Supplied data –
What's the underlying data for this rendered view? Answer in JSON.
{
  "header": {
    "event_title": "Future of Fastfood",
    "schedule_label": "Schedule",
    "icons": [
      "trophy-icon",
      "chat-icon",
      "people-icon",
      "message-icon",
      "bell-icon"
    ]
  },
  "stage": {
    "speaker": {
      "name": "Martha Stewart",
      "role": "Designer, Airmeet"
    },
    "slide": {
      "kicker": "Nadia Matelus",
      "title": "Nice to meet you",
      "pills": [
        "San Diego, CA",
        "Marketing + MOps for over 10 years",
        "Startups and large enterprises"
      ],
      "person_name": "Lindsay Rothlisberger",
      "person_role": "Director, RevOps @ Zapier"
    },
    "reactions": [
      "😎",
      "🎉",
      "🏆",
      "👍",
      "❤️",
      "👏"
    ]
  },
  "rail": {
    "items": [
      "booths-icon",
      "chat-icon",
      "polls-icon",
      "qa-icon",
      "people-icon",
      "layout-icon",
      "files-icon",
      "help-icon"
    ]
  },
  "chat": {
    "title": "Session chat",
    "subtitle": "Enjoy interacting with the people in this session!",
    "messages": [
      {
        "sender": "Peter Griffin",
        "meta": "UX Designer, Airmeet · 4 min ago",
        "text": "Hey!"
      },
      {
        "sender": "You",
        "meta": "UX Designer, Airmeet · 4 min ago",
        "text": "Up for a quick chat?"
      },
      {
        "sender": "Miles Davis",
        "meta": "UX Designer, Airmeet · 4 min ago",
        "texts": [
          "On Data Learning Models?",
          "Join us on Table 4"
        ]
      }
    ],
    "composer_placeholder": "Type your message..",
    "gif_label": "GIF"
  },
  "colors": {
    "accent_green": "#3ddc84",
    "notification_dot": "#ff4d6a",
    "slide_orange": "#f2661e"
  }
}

Problem to solve – Return all of the entries word for word.

Task response –
What's the underlying data for this rendered view? Answer in JSON.
{
  "header": {
    "event_title": "Future of Fastfood",
    "schedule_label": "Schedule",
    "icons": [
      "trophy-icon",
      "chat-icon",
      "people-icon",
      "message-icon",
      "bell-icon"
    ]
  },
  "stage": {
    "speaker": {
      "name": "Martha Stewart",
      "role": "Designer, Airmeet"
    },
    "slide": {
      "kicker": "Nadia Matelus",
      "title": "Nice to meet you",
      "pills": [
        "San Diego, CA",
        "Marketing + MOps for over 10 years",
        "Startups and large enterprises"
      ],
      "person_name": "Lindsay Rothlisberger",
      "person_role": "Director, RevOps @ Zapier"
    },
    "reactions": [
      "😎",
      "🎉",
      "🏆",
      "👍",
      "❤️",
      "👏"
    ]
  },
  "rail": {
    "items": [
      "booths-icon",
      "chat-icon",
      "polls-icon",
      "qa-icon",
      "people-icon",
      "layout-icon",
      "files-icon",
      "help-icon"
    ]
  },
  "chat": {
    "title": "Session chat",
    "subtitle": "Enjoy interacting with the people in this session!",
    "messages": [
      {
        "sender": "Peter Griffin",
        "meta": "UX Designer, Airmeet · 4 min ago",
        "text": "Hey!"
      },
      {
        "sender": "You",
        "meta": "UX Designer, Airmeet · 4 min ago",
        "text": "Up for a quick chat?"
      },
      {
        "sender": "Miles Davis",
        "meta": "UX Designer, Airmeet · 4 min ago",
        "texts": [
          "On Data Learning Models?",
          "Join us on Table 4"
        ]
      }
    ],
    "composer_placeholder": "Type your message..",
    "gif_label": "GIF"
  },
  "colors": {
    "accent_green": "#3ddc84",
    "notification_dot": "#ff4d6a",
    "slide_orange": "#f2661e"
  }
}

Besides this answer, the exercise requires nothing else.